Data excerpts
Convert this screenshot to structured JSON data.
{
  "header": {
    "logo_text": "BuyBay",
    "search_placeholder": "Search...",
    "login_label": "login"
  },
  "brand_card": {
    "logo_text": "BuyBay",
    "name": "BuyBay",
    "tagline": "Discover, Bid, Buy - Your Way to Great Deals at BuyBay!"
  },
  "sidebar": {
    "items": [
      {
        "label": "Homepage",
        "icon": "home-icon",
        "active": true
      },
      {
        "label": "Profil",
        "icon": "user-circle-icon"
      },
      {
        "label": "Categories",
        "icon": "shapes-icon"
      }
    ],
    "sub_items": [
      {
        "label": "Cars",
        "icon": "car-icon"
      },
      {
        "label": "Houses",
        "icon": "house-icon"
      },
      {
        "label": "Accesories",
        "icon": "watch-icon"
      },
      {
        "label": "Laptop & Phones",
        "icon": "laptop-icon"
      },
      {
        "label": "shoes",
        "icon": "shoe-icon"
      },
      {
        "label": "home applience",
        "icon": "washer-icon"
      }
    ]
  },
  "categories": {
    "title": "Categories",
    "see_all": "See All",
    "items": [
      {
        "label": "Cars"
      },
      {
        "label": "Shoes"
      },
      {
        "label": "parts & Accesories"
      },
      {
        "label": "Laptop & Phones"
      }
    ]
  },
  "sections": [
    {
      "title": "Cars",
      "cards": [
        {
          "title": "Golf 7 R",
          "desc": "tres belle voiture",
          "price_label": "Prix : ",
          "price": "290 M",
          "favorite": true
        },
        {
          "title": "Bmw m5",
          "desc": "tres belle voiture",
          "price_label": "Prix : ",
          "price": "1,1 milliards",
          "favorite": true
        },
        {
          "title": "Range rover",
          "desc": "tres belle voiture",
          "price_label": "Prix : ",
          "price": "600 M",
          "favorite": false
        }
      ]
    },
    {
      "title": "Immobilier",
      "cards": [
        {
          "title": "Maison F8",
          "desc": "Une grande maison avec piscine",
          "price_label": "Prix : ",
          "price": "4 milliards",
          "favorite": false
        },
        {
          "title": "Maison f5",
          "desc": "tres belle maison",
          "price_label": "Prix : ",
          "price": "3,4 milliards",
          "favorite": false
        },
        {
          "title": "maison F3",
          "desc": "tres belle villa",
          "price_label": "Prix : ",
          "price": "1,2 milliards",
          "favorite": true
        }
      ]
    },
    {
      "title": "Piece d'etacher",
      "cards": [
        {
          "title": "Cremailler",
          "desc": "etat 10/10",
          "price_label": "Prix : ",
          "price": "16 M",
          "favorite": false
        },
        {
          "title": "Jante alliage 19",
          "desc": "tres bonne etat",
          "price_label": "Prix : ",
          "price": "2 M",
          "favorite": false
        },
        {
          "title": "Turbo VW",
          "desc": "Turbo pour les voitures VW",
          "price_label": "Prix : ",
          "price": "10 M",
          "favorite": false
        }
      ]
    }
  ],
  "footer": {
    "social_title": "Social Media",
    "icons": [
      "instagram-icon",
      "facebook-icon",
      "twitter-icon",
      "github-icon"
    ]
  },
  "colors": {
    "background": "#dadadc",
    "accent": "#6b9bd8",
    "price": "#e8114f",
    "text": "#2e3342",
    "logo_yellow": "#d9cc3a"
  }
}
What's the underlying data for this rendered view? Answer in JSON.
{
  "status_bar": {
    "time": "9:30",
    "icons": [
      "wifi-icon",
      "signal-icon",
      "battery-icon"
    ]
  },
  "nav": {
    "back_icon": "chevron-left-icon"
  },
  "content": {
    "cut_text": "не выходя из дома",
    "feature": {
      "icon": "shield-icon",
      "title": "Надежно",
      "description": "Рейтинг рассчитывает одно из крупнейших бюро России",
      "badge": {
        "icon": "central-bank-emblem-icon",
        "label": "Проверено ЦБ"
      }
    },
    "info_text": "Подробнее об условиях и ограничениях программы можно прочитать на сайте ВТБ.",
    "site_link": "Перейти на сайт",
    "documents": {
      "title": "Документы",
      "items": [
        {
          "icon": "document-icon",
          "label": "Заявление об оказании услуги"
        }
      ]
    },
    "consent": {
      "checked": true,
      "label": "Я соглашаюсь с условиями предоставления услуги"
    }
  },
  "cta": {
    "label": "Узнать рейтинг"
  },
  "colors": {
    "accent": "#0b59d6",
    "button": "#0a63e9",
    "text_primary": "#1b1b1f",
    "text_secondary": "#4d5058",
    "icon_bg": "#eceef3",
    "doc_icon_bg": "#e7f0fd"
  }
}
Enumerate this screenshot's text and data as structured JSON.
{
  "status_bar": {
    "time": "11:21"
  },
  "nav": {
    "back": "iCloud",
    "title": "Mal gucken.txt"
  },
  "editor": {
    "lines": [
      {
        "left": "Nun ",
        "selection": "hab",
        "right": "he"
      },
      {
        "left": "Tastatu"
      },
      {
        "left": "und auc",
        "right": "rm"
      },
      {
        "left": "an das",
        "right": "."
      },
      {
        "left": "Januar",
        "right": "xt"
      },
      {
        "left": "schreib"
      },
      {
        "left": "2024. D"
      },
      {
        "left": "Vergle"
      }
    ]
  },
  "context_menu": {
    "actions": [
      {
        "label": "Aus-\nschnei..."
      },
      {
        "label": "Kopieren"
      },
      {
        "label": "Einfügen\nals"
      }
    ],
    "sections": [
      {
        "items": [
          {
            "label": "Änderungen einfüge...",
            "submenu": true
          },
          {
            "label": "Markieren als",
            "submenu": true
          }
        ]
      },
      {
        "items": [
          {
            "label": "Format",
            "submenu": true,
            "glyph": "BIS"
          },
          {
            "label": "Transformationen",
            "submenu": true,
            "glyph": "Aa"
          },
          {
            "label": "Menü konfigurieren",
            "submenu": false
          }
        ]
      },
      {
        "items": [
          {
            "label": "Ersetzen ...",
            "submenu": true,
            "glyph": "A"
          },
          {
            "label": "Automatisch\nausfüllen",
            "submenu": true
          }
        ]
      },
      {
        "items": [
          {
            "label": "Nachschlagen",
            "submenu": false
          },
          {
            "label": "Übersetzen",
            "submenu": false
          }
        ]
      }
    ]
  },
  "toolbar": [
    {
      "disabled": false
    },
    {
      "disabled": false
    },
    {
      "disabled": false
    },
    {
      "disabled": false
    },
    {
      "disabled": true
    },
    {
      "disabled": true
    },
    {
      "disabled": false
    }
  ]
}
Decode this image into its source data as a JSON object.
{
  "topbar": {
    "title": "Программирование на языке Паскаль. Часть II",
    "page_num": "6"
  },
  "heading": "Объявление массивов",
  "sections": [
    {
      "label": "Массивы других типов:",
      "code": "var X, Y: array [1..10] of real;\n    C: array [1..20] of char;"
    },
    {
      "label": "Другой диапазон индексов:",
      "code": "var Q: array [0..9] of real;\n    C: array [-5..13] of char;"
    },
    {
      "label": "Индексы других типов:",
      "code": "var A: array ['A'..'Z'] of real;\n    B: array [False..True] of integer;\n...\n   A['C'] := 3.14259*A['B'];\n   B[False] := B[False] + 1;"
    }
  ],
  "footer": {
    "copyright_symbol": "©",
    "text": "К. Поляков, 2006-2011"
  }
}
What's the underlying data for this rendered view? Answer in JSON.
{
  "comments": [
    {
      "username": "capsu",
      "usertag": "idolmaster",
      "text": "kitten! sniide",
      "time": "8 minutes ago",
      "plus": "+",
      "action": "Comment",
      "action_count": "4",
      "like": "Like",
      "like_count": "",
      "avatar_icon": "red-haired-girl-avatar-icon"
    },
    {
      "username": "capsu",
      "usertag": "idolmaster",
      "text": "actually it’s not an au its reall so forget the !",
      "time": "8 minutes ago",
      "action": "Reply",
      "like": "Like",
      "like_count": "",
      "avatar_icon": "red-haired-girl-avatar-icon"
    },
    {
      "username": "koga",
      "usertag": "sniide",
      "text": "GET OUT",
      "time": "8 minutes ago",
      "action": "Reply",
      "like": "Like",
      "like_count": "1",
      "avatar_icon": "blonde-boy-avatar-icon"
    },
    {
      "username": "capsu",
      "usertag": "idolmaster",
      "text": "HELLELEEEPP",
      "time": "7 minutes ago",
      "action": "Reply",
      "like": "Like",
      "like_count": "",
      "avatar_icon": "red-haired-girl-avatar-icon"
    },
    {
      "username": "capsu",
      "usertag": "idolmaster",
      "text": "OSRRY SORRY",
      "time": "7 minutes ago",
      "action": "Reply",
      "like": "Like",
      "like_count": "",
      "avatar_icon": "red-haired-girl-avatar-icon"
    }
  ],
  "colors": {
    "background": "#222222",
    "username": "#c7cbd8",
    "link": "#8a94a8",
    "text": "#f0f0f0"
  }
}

» **Exercise objective**: Take every line containing the word "услуги" and copy it.

» **Response**:
          "label": "Заявление об оказании услуги"
      "label": "Я соглашаюсь с условиями предоставления услуги"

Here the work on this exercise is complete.